What you are asked to do =>
Your task is to gather the lines below that hold the string "Inserting".

Dataset rows =>
'''

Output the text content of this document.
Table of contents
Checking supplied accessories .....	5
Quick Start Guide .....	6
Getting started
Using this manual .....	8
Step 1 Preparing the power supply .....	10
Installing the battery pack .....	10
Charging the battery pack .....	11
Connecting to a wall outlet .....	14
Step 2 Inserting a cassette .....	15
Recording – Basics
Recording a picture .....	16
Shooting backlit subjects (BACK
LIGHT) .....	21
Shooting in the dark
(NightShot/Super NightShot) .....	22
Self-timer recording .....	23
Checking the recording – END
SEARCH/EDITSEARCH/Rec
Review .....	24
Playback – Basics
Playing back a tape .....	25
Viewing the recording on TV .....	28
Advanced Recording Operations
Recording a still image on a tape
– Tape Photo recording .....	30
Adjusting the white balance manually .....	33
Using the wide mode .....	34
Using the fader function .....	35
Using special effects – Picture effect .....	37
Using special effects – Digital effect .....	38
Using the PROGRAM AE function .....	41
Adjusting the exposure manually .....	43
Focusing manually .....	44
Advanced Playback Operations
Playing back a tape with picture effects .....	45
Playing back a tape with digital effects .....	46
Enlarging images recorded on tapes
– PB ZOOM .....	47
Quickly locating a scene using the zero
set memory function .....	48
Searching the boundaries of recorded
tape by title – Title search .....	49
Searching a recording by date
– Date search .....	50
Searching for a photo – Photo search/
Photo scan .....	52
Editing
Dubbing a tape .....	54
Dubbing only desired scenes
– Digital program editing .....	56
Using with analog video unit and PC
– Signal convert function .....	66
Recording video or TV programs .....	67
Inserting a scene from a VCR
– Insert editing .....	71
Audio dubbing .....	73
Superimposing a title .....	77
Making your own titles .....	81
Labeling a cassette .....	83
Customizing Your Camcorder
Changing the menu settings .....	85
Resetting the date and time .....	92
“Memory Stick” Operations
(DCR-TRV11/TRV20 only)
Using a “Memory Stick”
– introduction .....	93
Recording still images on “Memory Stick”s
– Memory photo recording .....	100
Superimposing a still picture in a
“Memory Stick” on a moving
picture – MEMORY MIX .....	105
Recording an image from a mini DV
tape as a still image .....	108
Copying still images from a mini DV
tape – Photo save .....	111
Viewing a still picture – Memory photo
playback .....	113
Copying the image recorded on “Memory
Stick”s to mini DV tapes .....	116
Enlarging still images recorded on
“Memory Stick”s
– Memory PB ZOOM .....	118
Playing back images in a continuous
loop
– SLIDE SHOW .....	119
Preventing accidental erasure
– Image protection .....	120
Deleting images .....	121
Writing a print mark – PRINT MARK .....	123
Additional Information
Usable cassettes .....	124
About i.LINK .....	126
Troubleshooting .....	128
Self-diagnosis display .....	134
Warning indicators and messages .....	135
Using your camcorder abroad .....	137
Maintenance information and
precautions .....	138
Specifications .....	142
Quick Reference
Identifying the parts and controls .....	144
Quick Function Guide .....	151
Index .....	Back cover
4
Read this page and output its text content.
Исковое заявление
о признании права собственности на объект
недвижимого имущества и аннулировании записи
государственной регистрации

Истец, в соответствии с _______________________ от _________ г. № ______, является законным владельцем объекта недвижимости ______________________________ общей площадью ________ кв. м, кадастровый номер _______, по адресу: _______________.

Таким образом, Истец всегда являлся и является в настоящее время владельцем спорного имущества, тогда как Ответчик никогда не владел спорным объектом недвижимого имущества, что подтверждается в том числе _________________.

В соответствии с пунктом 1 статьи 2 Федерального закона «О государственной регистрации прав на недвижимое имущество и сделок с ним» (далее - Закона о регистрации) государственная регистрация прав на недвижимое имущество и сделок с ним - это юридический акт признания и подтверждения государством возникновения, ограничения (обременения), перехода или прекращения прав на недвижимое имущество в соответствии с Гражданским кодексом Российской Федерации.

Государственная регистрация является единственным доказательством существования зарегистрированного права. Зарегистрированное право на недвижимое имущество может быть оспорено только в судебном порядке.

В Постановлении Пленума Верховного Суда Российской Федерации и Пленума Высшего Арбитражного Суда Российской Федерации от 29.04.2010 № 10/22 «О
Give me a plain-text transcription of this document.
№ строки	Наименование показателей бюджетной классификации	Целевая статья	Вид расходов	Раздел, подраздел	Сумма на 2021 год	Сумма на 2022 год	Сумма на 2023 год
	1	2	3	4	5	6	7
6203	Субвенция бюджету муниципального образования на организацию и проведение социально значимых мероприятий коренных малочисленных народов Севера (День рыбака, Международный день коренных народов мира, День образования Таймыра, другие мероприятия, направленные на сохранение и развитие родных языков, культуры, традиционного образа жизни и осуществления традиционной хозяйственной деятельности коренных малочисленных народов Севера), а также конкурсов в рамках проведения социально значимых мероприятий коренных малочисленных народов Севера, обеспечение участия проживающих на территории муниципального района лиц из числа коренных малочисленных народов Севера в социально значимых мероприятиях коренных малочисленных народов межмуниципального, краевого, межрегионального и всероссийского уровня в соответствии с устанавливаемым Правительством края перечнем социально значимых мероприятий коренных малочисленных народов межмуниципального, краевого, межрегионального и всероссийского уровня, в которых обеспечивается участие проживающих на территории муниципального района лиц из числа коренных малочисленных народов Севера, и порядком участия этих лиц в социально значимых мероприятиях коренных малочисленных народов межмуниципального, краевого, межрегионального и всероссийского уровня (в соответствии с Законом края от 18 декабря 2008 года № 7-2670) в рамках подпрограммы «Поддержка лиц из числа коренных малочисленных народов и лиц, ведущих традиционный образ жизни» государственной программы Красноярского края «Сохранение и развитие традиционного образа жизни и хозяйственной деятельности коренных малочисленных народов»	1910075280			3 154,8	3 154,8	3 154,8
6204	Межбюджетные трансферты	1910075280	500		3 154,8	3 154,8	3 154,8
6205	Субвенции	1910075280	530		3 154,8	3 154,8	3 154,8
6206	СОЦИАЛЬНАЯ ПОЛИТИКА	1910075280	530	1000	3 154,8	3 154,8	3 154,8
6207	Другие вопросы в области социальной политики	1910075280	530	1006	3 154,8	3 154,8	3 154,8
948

'''

Final answer =>
Step 2 Inserting a cassette .....	15
Inserting a scene from a VCR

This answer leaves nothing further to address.